WHAT IS BEING ASKED
Transcribe all of the material exactly, except for its pictures.

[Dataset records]
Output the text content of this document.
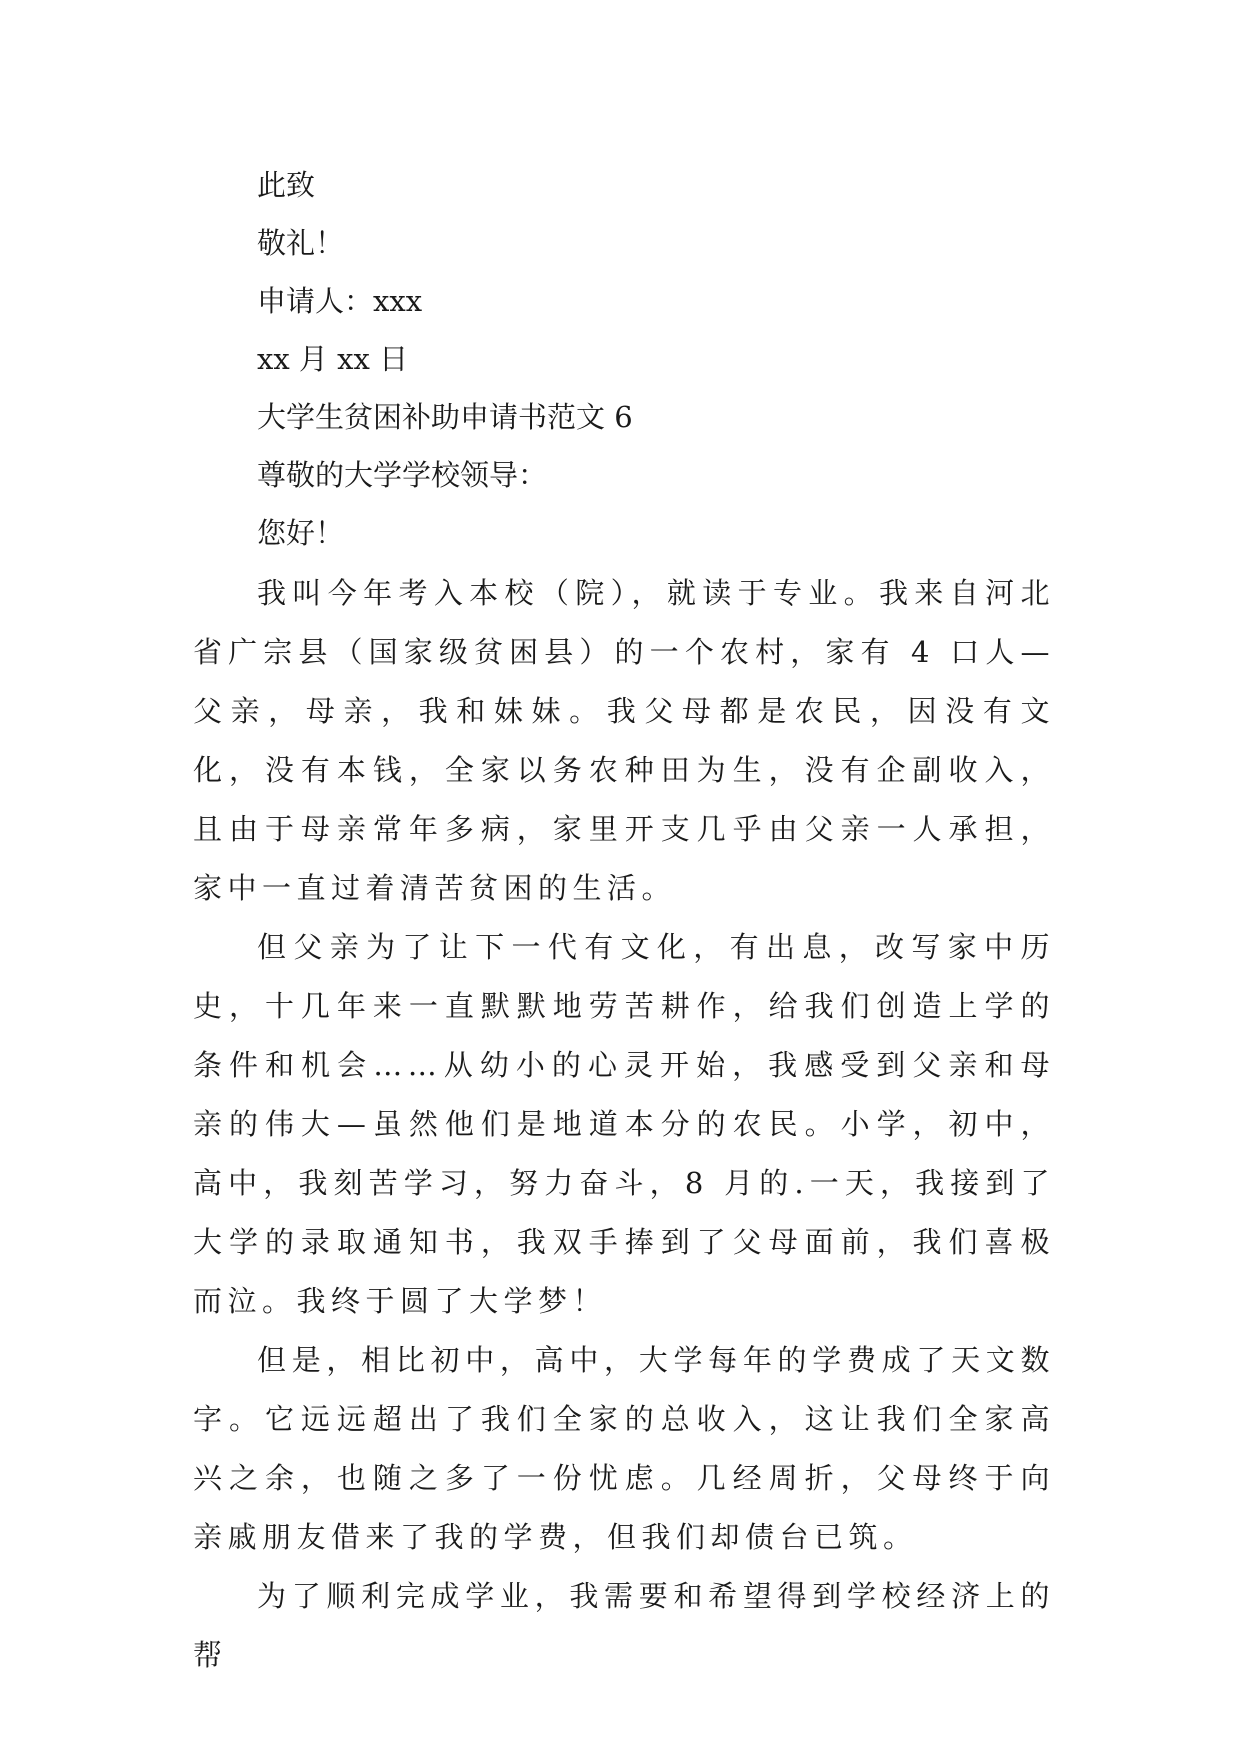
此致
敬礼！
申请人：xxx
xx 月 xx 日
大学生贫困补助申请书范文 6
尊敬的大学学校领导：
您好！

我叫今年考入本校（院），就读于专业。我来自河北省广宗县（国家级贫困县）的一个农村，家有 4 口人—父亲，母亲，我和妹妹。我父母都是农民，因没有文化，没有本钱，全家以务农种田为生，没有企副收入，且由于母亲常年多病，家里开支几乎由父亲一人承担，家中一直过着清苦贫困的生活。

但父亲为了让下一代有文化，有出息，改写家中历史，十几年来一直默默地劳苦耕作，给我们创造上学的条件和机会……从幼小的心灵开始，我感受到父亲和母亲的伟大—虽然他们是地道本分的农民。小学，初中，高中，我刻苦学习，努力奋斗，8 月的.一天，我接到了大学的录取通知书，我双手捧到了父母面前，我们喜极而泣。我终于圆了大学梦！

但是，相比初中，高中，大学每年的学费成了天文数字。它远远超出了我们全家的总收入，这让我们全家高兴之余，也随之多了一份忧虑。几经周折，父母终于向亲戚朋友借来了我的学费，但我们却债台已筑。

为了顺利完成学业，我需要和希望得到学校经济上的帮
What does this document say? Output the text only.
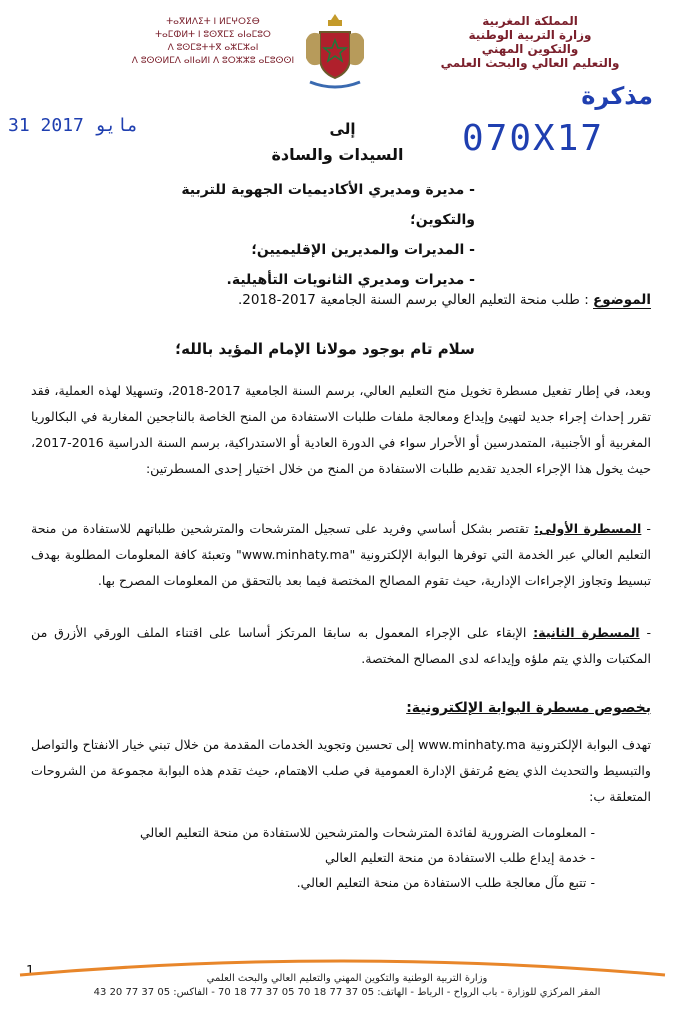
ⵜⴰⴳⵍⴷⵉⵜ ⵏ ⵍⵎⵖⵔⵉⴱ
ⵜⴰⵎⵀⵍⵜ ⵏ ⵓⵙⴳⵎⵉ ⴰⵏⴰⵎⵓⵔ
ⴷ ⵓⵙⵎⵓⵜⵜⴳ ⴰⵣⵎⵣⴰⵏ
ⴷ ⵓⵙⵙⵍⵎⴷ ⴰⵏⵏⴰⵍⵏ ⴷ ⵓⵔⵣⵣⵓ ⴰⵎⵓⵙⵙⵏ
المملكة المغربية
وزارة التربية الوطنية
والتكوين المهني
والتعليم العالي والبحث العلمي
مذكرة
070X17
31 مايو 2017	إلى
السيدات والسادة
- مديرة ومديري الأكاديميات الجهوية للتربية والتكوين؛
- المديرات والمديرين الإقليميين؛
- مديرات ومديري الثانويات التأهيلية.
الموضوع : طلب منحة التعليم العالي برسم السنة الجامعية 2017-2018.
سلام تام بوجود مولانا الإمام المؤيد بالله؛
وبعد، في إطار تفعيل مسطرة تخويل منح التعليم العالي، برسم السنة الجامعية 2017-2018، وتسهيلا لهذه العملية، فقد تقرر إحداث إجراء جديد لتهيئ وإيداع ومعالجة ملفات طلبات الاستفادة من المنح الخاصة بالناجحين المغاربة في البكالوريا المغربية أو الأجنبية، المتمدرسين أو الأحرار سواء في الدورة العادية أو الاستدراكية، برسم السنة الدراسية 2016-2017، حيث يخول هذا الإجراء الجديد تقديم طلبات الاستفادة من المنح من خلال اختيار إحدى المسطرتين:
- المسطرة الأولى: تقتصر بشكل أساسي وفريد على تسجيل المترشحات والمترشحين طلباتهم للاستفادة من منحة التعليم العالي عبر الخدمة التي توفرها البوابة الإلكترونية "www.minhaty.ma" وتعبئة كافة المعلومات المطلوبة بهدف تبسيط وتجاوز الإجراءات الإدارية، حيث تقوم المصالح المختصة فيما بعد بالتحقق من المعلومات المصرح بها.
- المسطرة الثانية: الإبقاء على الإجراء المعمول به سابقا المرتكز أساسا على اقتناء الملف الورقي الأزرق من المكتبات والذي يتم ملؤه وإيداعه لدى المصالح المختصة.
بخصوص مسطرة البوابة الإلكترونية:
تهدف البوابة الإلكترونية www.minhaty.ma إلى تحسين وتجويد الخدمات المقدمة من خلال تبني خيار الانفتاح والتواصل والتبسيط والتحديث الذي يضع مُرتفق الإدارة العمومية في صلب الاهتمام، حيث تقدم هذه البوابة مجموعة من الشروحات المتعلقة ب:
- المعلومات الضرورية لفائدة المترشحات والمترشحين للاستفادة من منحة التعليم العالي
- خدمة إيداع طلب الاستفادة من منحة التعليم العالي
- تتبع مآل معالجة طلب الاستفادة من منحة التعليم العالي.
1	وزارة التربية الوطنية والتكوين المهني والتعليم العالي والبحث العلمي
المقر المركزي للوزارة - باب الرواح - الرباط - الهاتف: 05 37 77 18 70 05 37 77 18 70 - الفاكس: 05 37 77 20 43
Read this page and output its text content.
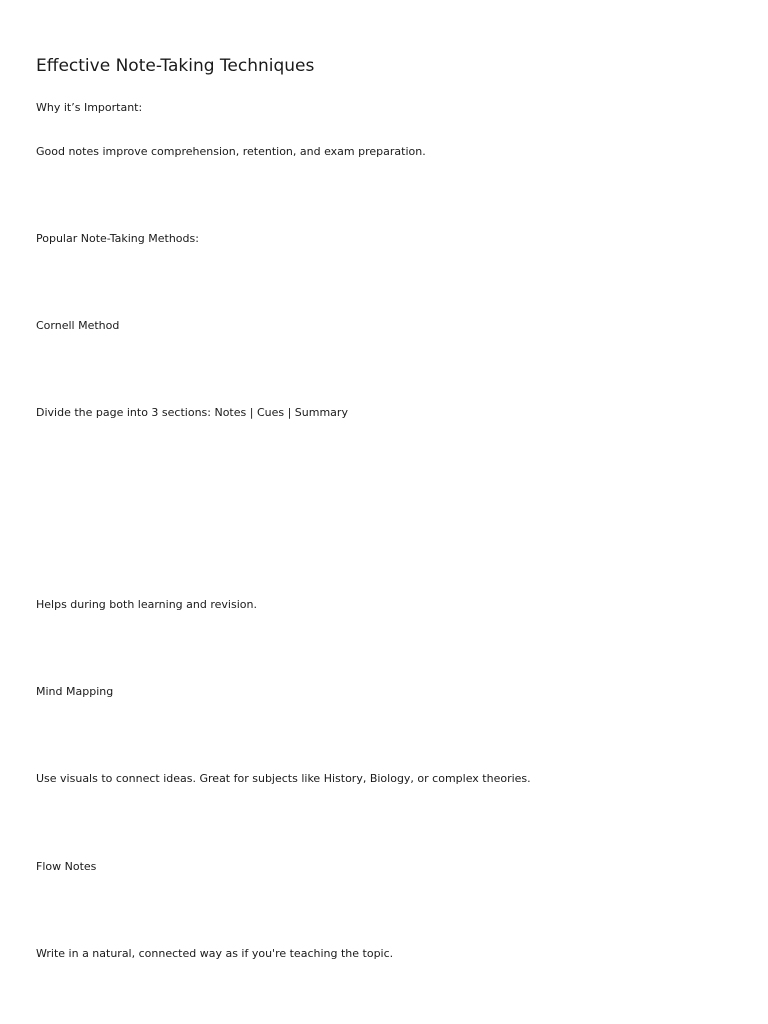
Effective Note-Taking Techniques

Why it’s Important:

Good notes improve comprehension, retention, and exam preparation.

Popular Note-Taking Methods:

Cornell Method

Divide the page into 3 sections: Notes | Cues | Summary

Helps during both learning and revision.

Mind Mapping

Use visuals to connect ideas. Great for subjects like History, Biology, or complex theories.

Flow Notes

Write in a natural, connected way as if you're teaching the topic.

EXERCISE OUTPUT
Output the text content of this document.
此致
敬礼！
申请人：xxx
xx 月 xx 日
大学生贫困补助申请书范文 6
尊敬的大学学校领导：
您好！

我叫今年考入本校（院），就读于专业。我来自河北省广宗县（国家级贫困县）的一个农村，家有 4 口人—父亲，母亲，我和妹妹。我父母都是农民，因没有文化，没有本钱，全家以务农种田为生，没有企副收入，且由于母亲常年多病，家里开支几乎由父亲一人承担，家中一直过着清苦贫困的生活。

但父亲为了让下一代有文化，有出息，改写家中历史，十几年来一直默默地劳苦耕作，给我们创造上学的条件和机会……从幼小的心灵开始，我感受到父亲和母亲的伟大—虽然他们是地道本分的农民。小学，初中，高中，我刻苦学习，努力奋斗，8 月的.一天，我接到了大学的录取通知书，我双手捧到了父母面前，我们喜极而泣。我终于圆了大学梦！

但是，相比初中，高中，大学每年的学费成了天文数字。它远远超出了我们全家的总收入，这让我们全家高兴之余，也随之多了一份忧虑。几经周折，父母终于向亲戚朋友借来了我的学费，但我们却债台已筑。

为了顺利完成学业，我需要和希望得到学校经济上的帮
What does this document say? Output the text only.
ⵜⴰⴳⵍⴷⵉⵜ ⵏ ⵍⵎⵖⵔⵉⴱ
ⵜⴰⵎⵀⵍⵜ ⵏ ⵓⵙⴳⵎⵉ ⴰⵏⴰⵎⵓⵔ
ⴷ ⵓⵙⵎⵓⵜⵜⴳ ⴰⵣⵎⵣⴰⵏ
ⴷ ⵓⵙⵙⵍⵎⴷ ⴰⵏⵏⴰⵍⵏ ⴷ ⵓⵔⵣⵣⵓ ⴰⵎⵓⵙⵙⵏ
المملكة المغربية
وزارة التربية الوطنية
والتكوين المهني
والتعليم العالي والبحث العلمي
مذكرة
070X17
31 مايو 2017	إلى
السيدات والسادة
- مديرة ومديري الأكاديميات الجهوية للتربية والتكوين؛
- المديرات والمديرين الإقليميين؛
- مديرات ومديري الثانويات التأهيلية.
الموضوع : طلب منحة التعليم العالي برسم السنة الجامعية 2017-2018.
سلام تام بوجود مولانا الإمام المؤيد بالله؛
وبعد، في إطار تفعيل مسطرة تخويل منح التعليم العالي، برسم السنة الجامعية 2017-2018، وتسهيلا لهذه العملية، فقد تقرر إحداث إجراء جديد لتهيئ وإيداع ومعالجة ملفات طلبات الاستفادة من المنح الخاصة بالناجحين المغاربة في البكالوريا المغربية أو الأجنبية، المتمدرسين أو الأحرار سواء في الدورة العادية أو الاستدراكية، برسم السنة الدراسية 2016-2017، حيث يخول هذا الإجراء الجديد تقديم طلبات الاستفادة من المنح من خلال اختيار إحدى المسطرتين:
- المسطرة الأولى: تقتصر بشكل أساسي وفريد على تسجيل المترشحات والمترشحين طلباتهم للاستفادة من منحة التعليم العالي عبر الخدمة التي توفرها البوابة الإلكترونية "www.minhaty.ma" وتعبئة كافة المعلومات المطلوبة بهدف تبسيط وتجاوز الإجراءات الإدارية، حيث تقوم المصالح المختصة فيما بعد بالتحقق من المعلومات المصرح بها.
- المسطرة الثانية: الإبقاء على الإجراء المعمول به سابقا المرتكز أساسا على اقتناء الملف الورقي الأزرق من المكتبات والذي يتم ملؤه وإيداعه لدى المصالح المختصة.
بخصوص مسطرة البوابة الإلكترونية:
تهدف البوابة الإلكترونية www.minhaty.ma إلى تحسين وتجويد الخدمات المقدمة من خلال تبني خيار الانفتاح والتواصل والتبسيط والتحديث الذي يضع مُرتفق الإدارة العمومية في صلب الاهتمام، حيث تقدم هذه البوابة مجموعة من الشروحات المتعلقة ب:
- المعلومات الضرورية لفائدة المترشحات والمترشحين للاستفادة من منحة التعليم العالي
- خدمة إيداع طلب الاستفادة من منحة التعليم العالي
- تتبع مآل معالجة طلب الاستفادة من منحة التعليم العالي.
1	وزارة التربية الوطنية والتكوين المهني والتعليم العالي والبحث العلمي
المقر المركزي للوزارة - باب الرواح - الرباط - الهاتف: 05 37 77 18 70 05 37 77 18 70 - الفاكس: 05 37 77 20 43
Read this page and output its text content.
Effective Note-Taking Techniques

Why it’s Important:

Good notes improve comprehension, retention, and exam preparation.

Popular Note-Taking Methods:

Cornell Method

Divide the page into 3 sections: Notes | Cues | Summary

Helps during both learning and revision.

Mind Mapping

Use visuals to connect ideas. Great for subjects like History, Biology, or complex theories.

Flow Notes

Write in a natural, connected way as if you're teaching the topic.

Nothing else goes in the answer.